__WHAT THIS TASK INVOLVES__: Each record below should appear again exactly as written.

— begin LISTED ENTRIES —

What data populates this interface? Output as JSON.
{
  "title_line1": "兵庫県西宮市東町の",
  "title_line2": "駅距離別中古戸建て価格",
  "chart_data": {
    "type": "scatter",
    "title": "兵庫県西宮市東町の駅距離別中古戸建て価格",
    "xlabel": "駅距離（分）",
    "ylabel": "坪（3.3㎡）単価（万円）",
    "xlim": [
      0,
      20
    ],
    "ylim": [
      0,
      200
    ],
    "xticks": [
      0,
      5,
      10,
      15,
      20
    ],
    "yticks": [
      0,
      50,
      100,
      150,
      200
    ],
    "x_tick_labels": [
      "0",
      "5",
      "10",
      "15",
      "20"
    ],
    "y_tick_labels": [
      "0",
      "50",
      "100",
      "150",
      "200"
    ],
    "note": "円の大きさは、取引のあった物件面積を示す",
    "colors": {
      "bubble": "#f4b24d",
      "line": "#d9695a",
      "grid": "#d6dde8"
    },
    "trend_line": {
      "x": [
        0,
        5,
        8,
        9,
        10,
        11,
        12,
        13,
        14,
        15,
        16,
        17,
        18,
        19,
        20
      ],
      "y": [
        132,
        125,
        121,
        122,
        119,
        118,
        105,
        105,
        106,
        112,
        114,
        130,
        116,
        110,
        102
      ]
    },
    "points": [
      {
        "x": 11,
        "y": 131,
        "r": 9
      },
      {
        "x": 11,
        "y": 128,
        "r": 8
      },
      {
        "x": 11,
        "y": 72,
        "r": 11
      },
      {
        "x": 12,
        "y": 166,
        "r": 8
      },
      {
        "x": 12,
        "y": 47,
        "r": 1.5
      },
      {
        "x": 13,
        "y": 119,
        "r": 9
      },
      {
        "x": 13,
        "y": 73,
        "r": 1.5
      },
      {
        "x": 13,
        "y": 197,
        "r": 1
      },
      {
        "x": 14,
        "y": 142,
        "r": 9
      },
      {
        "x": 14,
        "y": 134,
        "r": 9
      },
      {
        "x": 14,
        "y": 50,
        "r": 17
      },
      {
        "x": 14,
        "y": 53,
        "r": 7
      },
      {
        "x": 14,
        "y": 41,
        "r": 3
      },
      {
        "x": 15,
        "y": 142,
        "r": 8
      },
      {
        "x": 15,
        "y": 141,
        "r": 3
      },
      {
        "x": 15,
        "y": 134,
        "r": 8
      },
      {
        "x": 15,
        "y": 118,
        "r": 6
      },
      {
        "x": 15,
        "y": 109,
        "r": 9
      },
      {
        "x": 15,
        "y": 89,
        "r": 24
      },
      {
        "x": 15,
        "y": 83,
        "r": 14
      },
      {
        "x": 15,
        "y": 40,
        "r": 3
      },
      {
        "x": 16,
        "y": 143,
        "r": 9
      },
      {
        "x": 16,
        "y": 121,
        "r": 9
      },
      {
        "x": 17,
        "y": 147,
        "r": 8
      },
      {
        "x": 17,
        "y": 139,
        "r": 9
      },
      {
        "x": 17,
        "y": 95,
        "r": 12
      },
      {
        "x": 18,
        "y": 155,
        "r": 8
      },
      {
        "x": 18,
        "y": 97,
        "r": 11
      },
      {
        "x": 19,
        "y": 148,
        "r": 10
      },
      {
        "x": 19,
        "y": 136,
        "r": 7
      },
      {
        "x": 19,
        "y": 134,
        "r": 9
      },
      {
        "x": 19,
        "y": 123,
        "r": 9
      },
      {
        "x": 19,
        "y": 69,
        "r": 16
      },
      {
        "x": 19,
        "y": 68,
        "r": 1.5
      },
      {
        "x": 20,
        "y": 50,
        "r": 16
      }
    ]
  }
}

— end LISTED ENTRIES —

__RESULT BELOW__:
What data populates this interface? Output as JSON.
{
  "title_line1": "兵庫県西宮市東町の",
  "title_line2": "駅距離別中古戸建て価格",
  "chart_data": {
    "type": "scatter",
    "title": "兵庫県西宮市東町の駅距離別中古戸建て価格",
    "xlabel": "駅距離（分）",
    "ylabel": "坪（3.3㎡）単価（万円）",
    "xlim": [
      0,
      20
    ],
    "ylim": [
      0,
      200
    ],
    "xticks": [
      0,
      5,
      10,
      15,
      20
    ],
    "yticks": [
      0,
      50,
      100,
      150,
      200
    ],
    "x_tick_labels": [
      "0",
      "5",
      "10",
      "15",
      "20"
    ],
    "y_tick_labels": [
      "0",
      "50",
      "100",
      "150",
      "200"
    ],
    "note": "円の大きさは、取引のあった物件面積を示す",
    "colors": {
      "bubble": "#f4b24d",
      "line": "#d9695a",
      "grid": "#d6dde8"
    },
    "trend_line": {
      "x": [
        0,
        5,
        8,
        9,
        10,
        11,
        12,
        13,
        14,
        15,
        16,
        17,
        18,
        19,
        20
      ],
      "y": [
        132,
        125,
        121,
        122,
        119,
        118,
        105,
        105,
        106,
        112,
        114,
        130,
        116,
        110,
        102
      ]
    },
    "points": [
      {
        "x": 11,
        "y": 131,
        "r": 9
      },
      {
        "x": 11,
        "y": 128,
        "r": 8
      },
      {
        "x": 11,
        "y": 72,
        "r": 11
      },
      {
        "x": 12,
        "y": 166,
        "r": 8
      },
      {
        "x": 12,
        "y": 47,
        "r": 1.5
      },
      {
        "x": 13,
        "y": 119,
        "r": 9
      },
      {
        "x": 13,
        "y": 73,
        "r": 1.5
      },
      {
        "x": 13,
        "y": 197,
        "r": 1
      },
      {
        "x": 14,
        "y": 142,
        "r": 9
      },
      {
        "x": 14,
        "y": 134,
        "r": 9
      },
      {
        "x": 14,
        "y": 50,
        "r": 17
      },
      {
        "x": 14,
        "y": 53,
        "r": 7
      },
      {
        "x": 14,
        "y": 41,
        "r": 3
      },
      {
        "x": 15,
        "y": 142,
        "r": 8
      },
      {
        "x": 15,
        "y": 141,
        "r": 3
      },
      {
        "x": 15,
        "y": 134,
        "r": 8
      },
      {
        "x": 15,
        "y": 118,
        "r": 6
      },
      {
        "x": 15,
        "y": 109,
        "r": 9
      },
      {
        "x": 15,
        "y": 89,
        "r": 24
      },
      {
        "x": 15,
        "y": 83,
        "r": 14
      },
      {
        "x": 15,
        "y": 40,
        "r": 3
      },
      {
        "x": 16,
        "y": 143,
        "r": 9
      },
      {
        "x": 16,
        "y": 121,
        "r": 9
      },
      {
        "x": 17,
        "y": 147,
        "r": 8
      },
      {
        "x": 17,
        "y": 139,
        "r": 9
      },
      {
        "x": 17,
        "y": 95,
        "r": 12
      },
      {
        "x": 18,
        "y": 155,
        "r": 8
      },
      {
        "x": 18,
        "y": 97,
        "r": 11
      },
      {
        "x": 19,
        "y": 148,
        "r": 10
      },
      {
        "x": 19,
        "y": 136,
        "r": 7
      },
      {
        "x": 19,
        "y": 134,
        "r": 9
      },
      {
        "x": 19,
        "y": 123,
        "r": 9
      },
      {
        "x": 19,
        "y": 69,
        "r": 16
      },
      {
        "x": 19,
        "y": 68,
        "r": 1.5
      },
      {
        "x": 20,
        "y": 50,
        "r": 16
      }
    ]
  }
}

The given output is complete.